◆ WHAT IS BEING ASKED: Repeat every line below exactly, word for word.

◆ EXTRACTED MATERIAL:
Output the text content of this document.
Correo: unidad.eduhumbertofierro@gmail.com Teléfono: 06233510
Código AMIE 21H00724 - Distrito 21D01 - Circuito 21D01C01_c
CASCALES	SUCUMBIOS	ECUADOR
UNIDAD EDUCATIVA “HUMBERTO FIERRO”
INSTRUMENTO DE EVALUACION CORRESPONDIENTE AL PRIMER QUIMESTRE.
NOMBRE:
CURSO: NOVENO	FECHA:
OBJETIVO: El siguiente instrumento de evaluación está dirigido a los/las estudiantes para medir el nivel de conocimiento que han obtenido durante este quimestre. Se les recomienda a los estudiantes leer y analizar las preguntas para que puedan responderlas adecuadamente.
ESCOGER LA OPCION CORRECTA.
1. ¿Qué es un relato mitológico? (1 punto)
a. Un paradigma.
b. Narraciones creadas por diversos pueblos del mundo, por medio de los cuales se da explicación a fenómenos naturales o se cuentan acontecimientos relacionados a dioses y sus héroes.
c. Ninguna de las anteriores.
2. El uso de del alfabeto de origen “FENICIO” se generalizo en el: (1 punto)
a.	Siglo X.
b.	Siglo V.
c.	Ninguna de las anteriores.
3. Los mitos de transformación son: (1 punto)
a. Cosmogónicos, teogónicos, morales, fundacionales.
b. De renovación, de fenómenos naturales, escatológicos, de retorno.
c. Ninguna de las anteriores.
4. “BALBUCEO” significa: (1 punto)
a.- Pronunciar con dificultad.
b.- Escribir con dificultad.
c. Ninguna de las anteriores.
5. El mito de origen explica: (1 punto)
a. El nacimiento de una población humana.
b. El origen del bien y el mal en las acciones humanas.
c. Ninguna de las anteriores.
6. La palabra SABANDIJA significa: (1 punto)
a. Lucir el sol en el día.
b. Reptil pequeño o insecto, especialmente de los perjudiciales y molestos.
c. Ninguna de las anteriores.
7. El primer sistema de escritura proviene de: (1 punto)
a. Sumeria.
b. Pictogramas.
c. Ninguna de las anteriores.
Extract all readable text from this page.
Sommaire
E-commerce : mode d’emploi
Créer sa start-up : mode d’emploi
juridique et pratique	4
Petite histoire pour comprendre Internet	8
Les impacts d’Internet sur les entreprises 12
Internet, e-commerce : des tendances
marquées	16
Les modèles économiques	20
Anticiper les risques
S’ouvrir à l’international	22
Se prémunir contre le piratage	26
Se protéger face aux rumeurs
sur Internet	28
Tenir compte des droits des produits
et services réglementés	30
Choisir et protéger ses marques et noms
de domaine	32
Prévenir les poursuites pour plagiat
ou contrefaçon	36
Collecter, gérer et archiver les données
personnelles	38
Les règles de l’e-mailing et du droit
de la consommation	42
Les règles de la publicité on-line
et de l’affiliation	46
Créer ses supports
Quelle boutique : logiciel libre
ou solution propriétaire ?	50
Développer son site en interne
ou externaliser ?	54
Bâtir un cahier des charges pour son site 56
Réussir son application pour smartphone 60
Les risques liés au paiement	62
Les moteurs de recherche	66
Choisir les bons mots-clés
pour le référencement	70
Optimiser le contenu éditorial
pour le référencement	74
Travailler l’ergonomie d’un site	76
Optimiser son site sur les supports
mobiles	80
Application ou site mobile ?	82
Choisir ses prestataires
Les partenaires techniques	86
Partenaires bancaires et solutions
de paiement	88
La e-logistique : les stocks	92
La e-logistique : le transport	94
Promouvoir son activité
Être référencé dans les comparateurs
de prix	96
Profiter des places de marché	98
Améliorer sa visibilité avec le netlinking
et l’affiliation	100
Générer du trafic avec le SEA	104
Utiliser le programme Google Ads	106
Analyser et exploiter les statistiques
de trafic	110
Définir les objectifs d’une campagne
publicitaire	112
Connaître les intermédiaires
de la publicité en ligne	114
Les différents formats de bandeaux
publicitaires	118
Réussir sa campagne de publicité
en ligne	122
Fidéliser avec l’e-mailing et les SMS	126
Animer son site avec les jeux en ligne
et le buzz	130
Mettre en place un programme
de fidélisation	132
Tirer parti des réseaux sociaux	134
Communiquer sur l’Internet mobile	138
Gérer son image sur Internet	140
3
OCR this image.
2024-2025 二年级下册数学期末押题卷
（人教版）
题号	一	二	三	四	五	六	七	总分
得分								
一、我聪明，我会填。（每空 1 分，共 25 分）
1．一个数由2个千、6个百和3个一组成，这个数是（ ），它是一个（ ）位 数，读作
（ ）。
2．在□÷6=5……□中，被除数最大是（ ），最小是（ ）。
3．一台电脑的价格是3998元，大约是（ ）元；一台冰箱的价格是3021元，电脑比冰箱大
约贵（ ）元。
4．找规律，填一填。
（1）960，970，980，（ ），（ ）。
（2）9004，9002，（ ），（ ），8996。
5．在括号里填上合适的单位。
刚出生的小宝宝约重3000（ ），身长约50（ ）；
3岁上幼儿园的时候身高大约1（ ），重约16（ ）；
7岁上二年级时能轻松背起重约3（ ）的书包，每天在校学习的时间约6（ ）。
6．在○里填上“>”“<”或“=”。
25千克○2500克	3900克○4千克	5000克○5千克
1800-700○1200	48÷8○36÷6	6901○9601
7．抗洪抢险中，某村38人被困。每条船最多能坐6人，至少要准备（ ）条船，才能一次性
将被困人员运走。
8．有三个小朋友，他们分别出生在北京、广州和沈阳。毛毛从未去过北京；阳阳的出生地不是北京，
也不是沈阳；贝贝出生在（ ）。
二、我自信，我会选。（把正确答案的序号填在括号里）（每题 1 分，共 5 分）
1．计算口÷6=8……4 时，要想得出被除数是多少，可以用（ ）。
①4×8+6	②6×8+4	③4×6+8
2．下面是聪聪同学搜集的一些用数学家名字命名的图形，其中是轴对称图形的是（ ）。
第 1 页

◆ EXERCISE SOLUTION:
Output the text content of this document.
Correo: unidad.eduhumbertofierro@gmail.com Teléfono: 06233510
Código AMIE 21H00724 - Distrito 21D01 - Circuito 21D01C01_c
CASCALES	SUCUMBIOS	ECUADOR
UNIDAD EDUCATIVA “HUMBERTO FIERRO”
INSTRUMENTO DE EVALUACION CORRESPONDIENTE AL PRIMER QUIMESTRE.
NOMBRE:
CURSO: NOVENO	FECHA:
OBJETIVO: El siguiente instrumento de evaluación está dirigido a los/las estudiantes para medir el nivel de conocimiento que han obtenido durante este quimestre. Se les recomienda a los estudiantes leer y analizar las preguntas para que puedan responderlas adecuadamente.
ESCOGER LA OPCION CORRECTA.
1. ¿Qué es un relato mitológico? (1 punto)
a. Un paradigma.
b. Narraciones creadas por diversos pueblos del mundo, por medio de los cuales se da explicación a fenómenos naturales o se cuentan acontecimientos relacionados a dioses y sus héroes.
c. Ninguna de las anteriores.
2. El uso de del alfabeto de origen “FENICIO” se generalizo en el: (1 punto)
a.	Siglo X.
b.	Siglo V.
c.	Ninguna de las anteriores.
3. Los mitos de transformación son: (1 punto)
a. Cosmogónicos, teogónicos, morales, fundacionales.
b. De renovación, de fenómenos naturales, escatológicos, de retorno.
c. Ninguna de las anteriores.
4. “BALBUCEO” significa: (1 punto)
a.- Pronunciar con dificultad.
b.- Escribir con dificultad.
c. Ninguna de las anteriores.
5. El mito de origen explica: (1 punto)
a. El nacimiento de una población humana.
b. El origen del bien y el mal en las acciones humanas.
c. Ninguna de las anteriores.
6. La palabra SABANDIJA significa: (1 punto)
a. Lucir el sol en el día.
b. Reptil pequeño o insecto, especialmente de los perjudiciales y molestos.
c. Ninguna de las anteriores.
7. El primer sistema de escritura proviene de: (1 punto)
a. Sumeria.
b. Pictogramas.
c. Ninguna de las anteriores.
Extract all readable text from this page.
Sommaire
E-commerce : mode d’emploi
Créer sa start-up : mode d’emploi
juridique et pratique	4
Petite histoire pour comprendre Internet	8
Les impacts d’Internet sur les entreprises 12
Internet, e-commerce : des tendances
marquées	16
Les modèles économiques	20
Anticiper les risques
S’ouvrir à l’international	22
Se prémunir contre le piratage	26
Se protéger face aux rumeurs
sur Internet	28
Tenir compte des droits des produits
et services réglementés	30
Choisir et protéger ses marques et noms
de domaine	32
Prévenir les poursuites pour plagiat
ou contrefaçon	36
Collecter, gérer et archiver les données
personnelles	38
Les règles de l’e-mailing et du droit
de la consommation	42
Les règles de la publicité on-line
et de l’affiliation	46
Créer ses supports
Quelle boutique : logiciel libre
ou solution propriétaire ?	50
Développer son site en interne
ou externaliser ?	54
Bâtir un cahier des charges pour son site 56
Réussir son application pour smartphone 60
Les risques liés au paiement	62
Les moteurs de recherche	66
Choisir les bons mots-clés
pour le référencement	70
Optimiser le contenu éditorial
pour le référencement	74
Travailler l’ergonomie d’un site	76
Optimiser son site sur les supports
mobiles	80
Application ou site mobile ?	82
Choisir ses prestataires
Les partenaires techniques	86
Partenaires bancaires et solutions
de paiement	88
La e-logistique : les stocks	92
La e-logistique : le transport	94
Promouvoir son activité
Être référencé dans les comparateurs
de prix	96
Profiter des places de marché	98
Améliorer sa visibilité avec le netlinking
et l’affiliation	100
Générer du trafic avec le SEA	104
Utiliser le programme Google Ads	106
Analyser et exploiter les statistiques
de trafic	110
Définir les objectifs d’une campagne
publicitaire	112
Connaître les intermédiaires
de la publicité en ligne	114
Les différents formats de bandeaux
publicitaires	118
Réussir sa campagne de publicité
en ligne	122
Fidéliser avec l’e-mailing et les SMS	126
Animer son site avec les jeux en ligne
et le buzz	130
Mettre en place un programme
de fidélisation	132
Tirer parti des réseaux sociaux	134
Communiquer sur l’Internet mobile	138
Gérer son image sur Internet	140
3
OCR this image.
2024-2025 二年级下册数学期末押题卷
（人教版）
题号	一	二	三	四	五	六	七	总分
得分								
一、我聪明，我会填。（每空 1 分，共 25 分）
1．一个数由2个千、6个百和3个一组成，这个数是（ ），它是一个（ ）位 数，读作
（ ）。
2．在□÷6=5……□中，被除数最大是（ ），最小是（ ）。
3．一台电脑的价格是3998元，大约是（ ）元；一台冰箱的价格是3021元，电脑比冰箱大
约贵（ ）元。
4．找规律，填一填。
（1）960，970，980，（ ），（ ）。
（2）9004，9002，（ ），（ ），8996。
5．在括号里填上合适的单位。
刚出生的小宝宝约重3000（ ），身长约50（ ）；
3岁上幼儿园的时候身高大约1（ ），重约16（ ）；
7岁上二年级时能轻松背起重约3（ ）的书包，每天在校学习的时间约6（ ）。
6．在○里填上“>”“<”或“=”。
25千克○2500克	3900克○4千克	5000克○5千克
1800-700○1200	48÷8○36÷6	6901○9601
7．抗洪抢险中，某村38人被困。每条船最多能坐6人，至少要准备（ ）条船，才能一次性
将被困人员运走。
8．有三个小朋友，他们分别出生在北京、广州和沈阳。毛毛从未去过北京；阳阳的出生地不是北京，
也不是沈阳；贝贝出生在（ ）。
二、我自信，我会选。（把正确答案的序号填在括号里）（每题 1 分，共 5 分）
1．计算口÷6=8……4 时，要想得出被除数是多少，可以用（ ）。
①4×8+6	②6×8+4	③4×6+8
2．下面是聪聪同学搜集的一些用数学家名字命名的图形，其中是轴对称图形的是（ ）。
第 1 页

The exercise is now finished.